THE EXERCISE
Copy every entry exactly as given, minus the images.

PROVIDED DATA

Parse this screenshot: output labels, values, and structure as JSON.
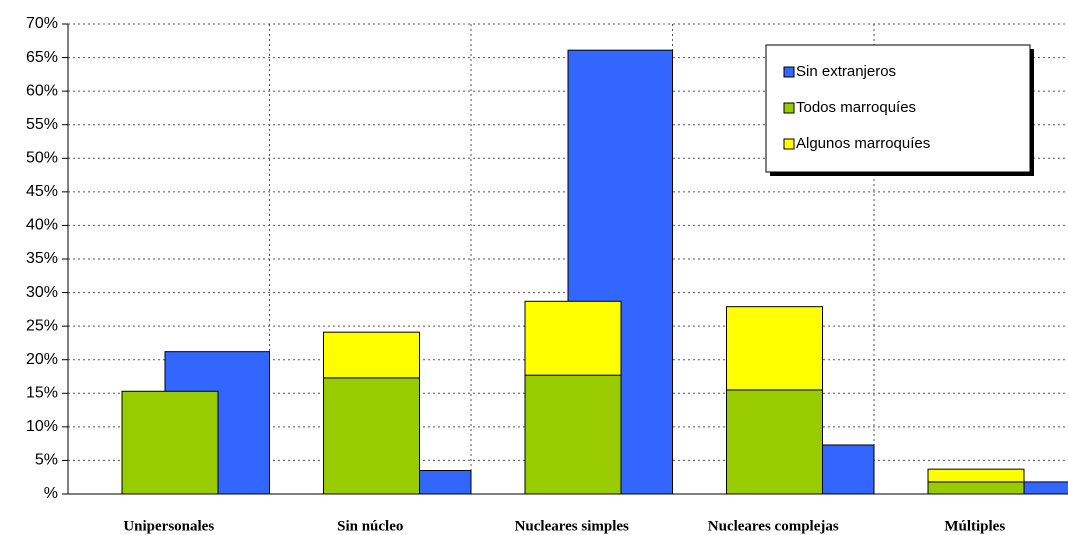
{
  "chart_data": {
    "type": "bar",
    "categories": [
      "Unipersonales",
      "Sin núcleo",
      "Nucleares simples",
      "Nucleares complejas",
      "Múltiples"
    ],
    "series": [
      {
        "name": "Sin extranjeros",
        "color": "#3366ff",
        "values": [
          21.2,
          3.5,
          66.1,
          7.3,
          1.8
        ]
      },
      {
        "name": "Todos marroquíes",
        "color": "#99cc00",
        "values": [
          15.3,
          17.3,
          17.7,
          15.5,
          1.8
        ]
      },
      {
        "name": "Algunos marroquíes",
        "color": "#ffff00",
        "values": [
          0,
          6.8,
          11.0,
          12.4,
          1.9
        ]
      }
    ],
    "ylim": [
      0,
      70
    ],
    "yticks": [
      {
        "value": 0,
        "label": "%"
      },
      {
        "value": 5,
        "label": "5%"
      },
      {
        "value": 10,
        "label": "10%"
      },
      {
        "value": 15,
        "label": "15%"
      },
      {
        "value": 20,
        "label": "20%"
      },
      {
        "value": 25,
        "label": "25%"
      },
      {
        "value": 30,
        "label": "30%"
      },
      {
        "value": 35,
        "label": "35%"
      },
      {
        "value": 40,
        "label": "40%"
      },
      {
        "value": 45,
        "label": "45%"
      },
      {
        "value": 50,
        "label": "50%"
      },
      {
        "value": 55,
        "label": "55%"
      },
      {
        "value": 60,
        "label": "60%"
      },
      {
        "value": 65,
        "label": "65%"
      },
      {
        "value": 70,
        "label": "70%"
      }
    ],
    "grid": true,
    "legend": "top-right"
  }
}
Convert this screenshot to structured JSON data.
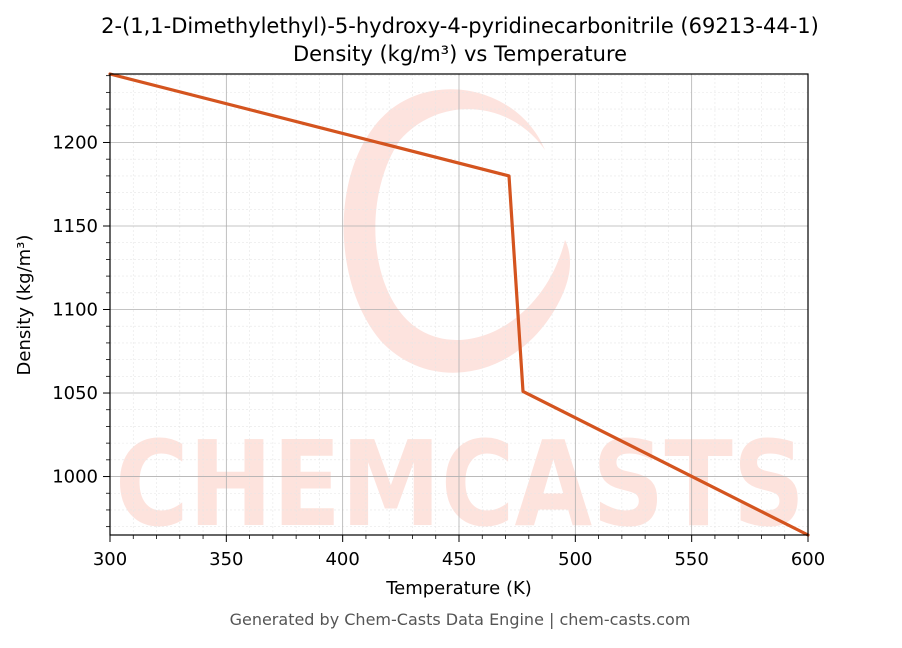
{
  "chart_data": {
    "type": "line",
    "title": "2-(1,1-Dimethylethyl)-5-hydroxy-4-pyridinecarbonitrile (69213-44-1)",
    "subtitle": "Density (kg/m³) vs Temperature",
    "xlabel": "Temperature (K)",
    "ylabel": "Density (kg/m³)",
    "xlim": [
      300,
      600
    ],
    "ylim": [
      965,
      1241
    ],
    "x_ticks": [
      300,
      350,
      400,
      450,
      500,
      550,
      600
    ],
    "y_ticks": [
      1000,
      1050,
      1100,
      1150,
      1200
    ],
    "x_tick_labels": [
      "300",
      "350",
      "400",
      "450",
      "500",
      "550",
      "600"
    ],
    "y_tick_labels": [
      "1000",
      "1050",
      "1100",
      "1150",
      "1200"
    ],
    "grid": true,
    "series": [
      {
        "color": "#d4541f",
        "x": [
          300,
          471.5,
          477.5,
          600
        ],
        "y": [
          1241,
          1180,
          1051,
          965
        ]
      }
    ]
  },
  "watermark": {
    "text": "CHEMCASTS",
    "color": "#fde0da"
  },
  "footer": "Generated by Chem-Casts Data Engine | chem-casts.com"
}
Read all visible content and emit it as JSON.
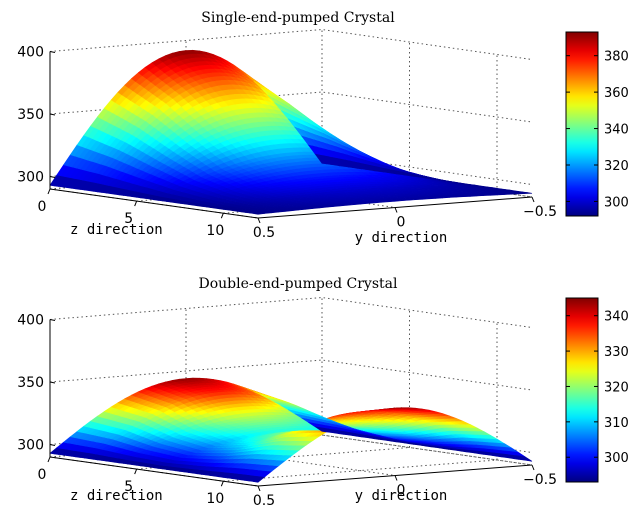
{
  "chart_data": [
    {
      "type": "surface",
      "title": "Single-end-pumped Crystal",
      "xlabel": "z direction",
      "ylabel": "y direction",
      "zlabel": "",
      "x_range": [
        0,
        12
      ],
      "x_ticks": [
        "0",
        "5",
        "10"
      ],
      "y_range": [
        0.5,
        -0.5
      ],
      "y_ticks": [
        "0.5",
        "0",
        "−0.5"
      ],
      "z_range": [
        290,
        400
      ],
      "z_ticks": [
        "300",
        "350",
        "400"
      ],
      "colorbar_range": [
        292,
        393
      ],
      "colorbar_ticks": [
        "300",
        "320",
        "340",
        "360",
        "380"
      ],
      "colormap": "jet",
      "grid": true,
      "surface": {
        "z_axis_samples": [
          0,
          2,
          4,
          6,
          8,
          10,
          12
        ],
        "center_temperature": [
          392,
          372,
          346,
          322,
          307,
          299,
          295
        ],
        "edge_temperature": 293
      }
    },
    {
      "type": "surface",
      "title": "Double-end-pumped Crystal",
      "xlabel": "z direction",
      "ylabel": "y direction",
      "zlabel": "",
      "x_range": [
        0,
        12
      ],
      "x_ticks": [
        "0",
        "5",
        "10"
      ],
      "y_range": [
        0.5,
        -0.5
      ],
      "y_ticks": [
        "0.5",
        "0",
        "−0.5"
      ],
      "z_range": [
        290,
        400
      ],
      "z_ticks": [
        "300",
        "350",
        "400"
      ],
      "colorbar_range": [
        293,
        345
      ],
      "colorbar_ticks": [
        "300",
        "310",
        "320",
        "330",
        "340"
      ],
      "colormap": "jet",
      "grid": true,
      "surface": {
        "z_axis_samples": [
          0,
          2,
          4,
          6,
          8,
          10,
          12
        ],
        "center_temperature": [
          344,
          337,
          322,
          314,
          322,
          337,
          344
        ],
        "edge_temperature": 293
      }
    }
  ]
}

RESULT OF THE TASK
Parse this screenshot: output labels, values, and structure as JSON.
{
  "chart_data": {
    "type": "bar",
    "categories": [
      "Unipersonales",
      "Sin núcleo",
      "Nucleares simples",
      "Nucleares complejas",
      "Múltiples"
    ],
    "series": [
      {
        "name": "Sin extranjeros",
        "color": "#3366ff",
        "values": [
          21.2,
          3.5,
          66.1,
          7.3,
          1.8
        ]
      },
      {
        "name": "Todos marroquíes",
        "color": "#99cc00",
        "values": [
          15.3,
          17.3,
          17.7,
          15.5,
          1.8
        ]
      },
      {
        "name": "Algunos marroquíes",
        "color": "#ffff00",
        "values": [
          0,
          6.8,
          11.0,
          12.4,
          1.9
        ]
      }
    ],
    "ylim": [
      0,
      70
    ],
    "yticks": [
      {
        "value": 0,
        "label": "%"
      },
      {
        "value": 5,
        "label": "5%"
      },
      {
        "value": 10,
        "label": "10%"
      },
      {
        "value": 15,
        "label": "15%"
      },
      {
        "value": 20,
        "label": "20%"
      },
      {
        "value": 25,
        "label": "25%"
      },
      {
        "value": 30,
        "label": "30%"
      },
      {
        "value": 35,
        "label": "35%"
      },
      {
        "value": 40,
        "label": "40%"
      },
      {
        "value": 45,
        "label": "45%"
      },
      {
        "value": 50,
        "label": "50%"
      },
      {
        "value": 55,
        "label": "55%"
      },
      {
        "value": 60,
        "label": "60%"
      },
      {
        "value": 65,
        "label": "65%"
      },
      {
        "value": 70,
        "label": "70%"
      }
    ],
    "grid": true,
    "legend": "top-right"
  }
}
Convert this screenshot to structured JSON data.
{
  "chart_data": {
    "type": "line",
    "title": "2-(1,1-Dimethylethyl)-5-hydroxy-4-pyridinecarbonitrile (69213-44-1)",
    "subtitle": "Density (kg/m³) vs Temperature",
    "xlabel": "Temperature (K)",
    "ylabel": "Density (kg/m³)",
    "xlim": [
      300,
      600
    ],
    "ylim": [
      965,
      1241
    ],
    "x_ticks": [
      300,
      350,
      400,
      450,
      500,
      550,
      600
    ],
    "y_ticks": [
      1000,
      1050,
      1100,
      1150,
      1200
    ],
    "x_tick_labels": [
      "300",
      "350",
      "400",
      "450",
      "500",
      "550",
      "600"
    ],
    "y_tick_labels": [
      "1000",
      "1050",
      "1100",
      "1150",
      "1200"
    ],
    "grid": true,
    "series": [
      {
        "color": "#d4541f",
        "x": [
          300,
          471.5,
          477.5,
          600
        ],
        "y": [
          1241,
          1180,
          1051,
          965
        ]
      }
    ]
  },
  "watermark": {
    "text": "CHEMCASTS",
    "color": "#fde0da"
  },
  "footer": "Generated by Chem-Casts Data Engine | chem-casts.com"
}
Read all visible content and emit it as JSON.
{
  "chart_data": [
    {
      "type": "surface",
      "title": "Single-end-pumped Crystal",
      "xlabel": "z direction",
      "ylabel": "y direction",
      "zlabel": "",
      "x_range": [
        0,
        12
      ],
      "x_ticks": [
        "0",
        "5",
        "10"
      ],
      "y_range": [
        0.5,
        -0.5
      ],
      "y_ticks": [
        "0.5",
        "0",
        "−0.5"
      ],
      "z_range": [
        290,
        400
      ],
      "z_ticks": [
        "300",
        "350",
        "400"
      ],
      "colorbar_range": [
        292,
        393
      ],
      "colorbar_ticks": [
        "300",
        "320",
        "340",
        "360",
        "380"
      ],
      "colormap": "jet",
      "grid": true,
      "surface": {
        "z_axis_samples": [
          0,
          2,
          4,
          6,
          8,
          10,
          12
        ],
        "center_temperature": [
          392,
          372,
          346,
          322,
          307,
          299,
          295
        ],
        "edge_temperature": 293
      }
    },
    {
      "type": "surface",
      "title": "Double-end-pumped Crystal",
      "xlabel": "z direction",
      "ylabel": "y direction",
      "zlabel": "",
      "x_range": [
        0,
        12
      ],
      "x_ticks": [
        "0",
        "5",
        "10"
      ],
      "y_range": [
        0.5,
        -0.5
      ],
      "y_ticks": [
        "0.5",
        "0",
        "−0.5"
      ],
      "z_range": [
        290,
        400
      ],
      "z_ticks": [
        "300",
        "350",
        "400"
      ],
      "colorbar_range": [
        293,
        345
      ],
      "colorbar_ticks": [
        "300",
        "310",
        "320",
        "330",
        "340"
      ],
      "colormap": "jet",
      "grid": true,
      "surface": {
        "z_axis_samples": [
          0,
          2,
          4,
          6,
          8,
          10,
          12
        ],
        "center_temperature": [
          344,
          337,
          322,
          314,
          322,
          337,
          344
        ],
        "edge_temperature": 293
      }
    }
  ]
}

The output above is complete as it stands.